[Source records]
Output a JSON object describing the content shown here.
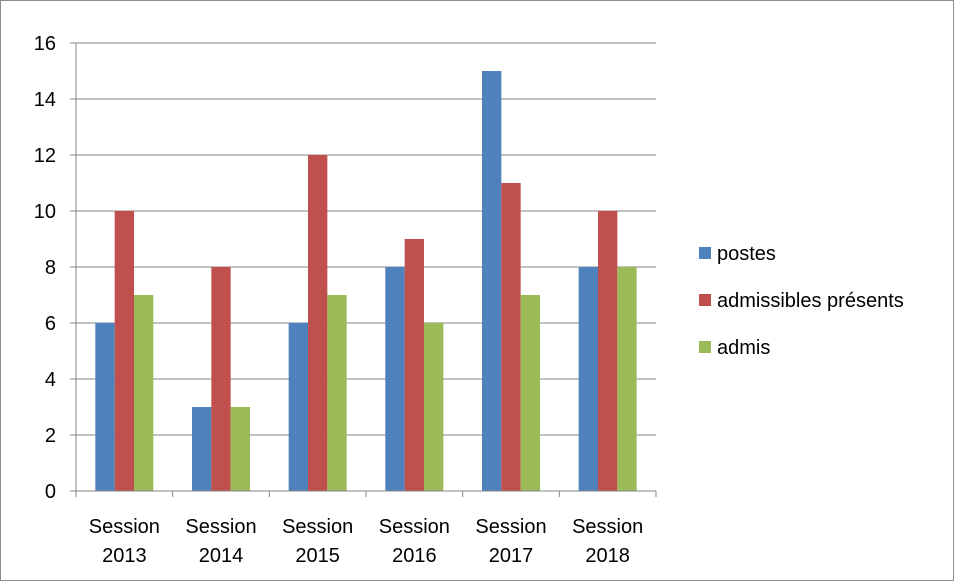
{
  "chart_data": {
    "type": "bar",
    "title": "",
    "xlabel": "",
    "ylabel": "",
    "categories": [
      [
        "Session",
        "2013"
      ],
      [
        "Session",
        "2014"
      ],
      [
        "Session",
        "2015"
      ],
      [
        "Session",
        "2016"
      ],
      [
        "Session",
        "2017"
      ],
      [
        "Session",
        "2018"
      ]
    ],
    "series": [
      {
        "name": "postes",
        "color": "#4f81bd",
        "values": [
          6,
          3,
          6,
          8,
          15,
          8
        ]
      },
      {
        "name": "admissibles présents",
        "color": "#c0504d",
        "values": [
          10,
          8,
          12,
          9,
          11,
          10
        ]
      },
      {
        "name": "admis",
        "color": "#9bbb59",
        "values": [
          7,
          3,
          7,
          6,
          7,
          8
        ]
      }
    ],
    "ylim": [
      0,
      16
    ],
    "yticks": [
      "0",
      "2",
      "4",
      "6",
      "8",
      "10",
      "12",
      "14",
      "16"
    ],
    "grid": true,
    "legend_position": "right"
  }
}
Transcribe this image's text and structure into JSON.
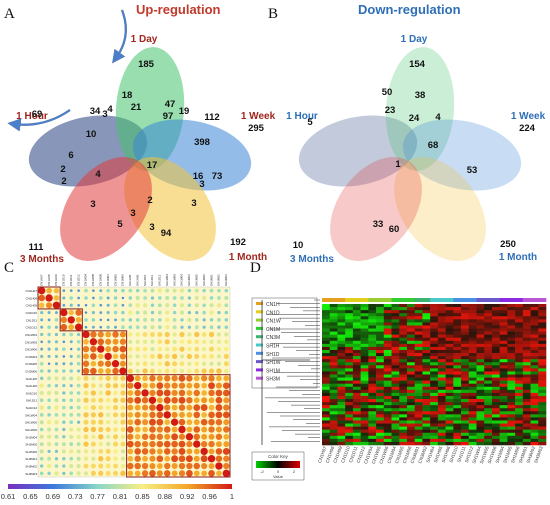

• **The problem**: In the entries above, find lines with "color" and copy each.

• **The solution**:
        "color": "#4f81bd",
        "color": "#c0504d",
        "color": "#9bbb59",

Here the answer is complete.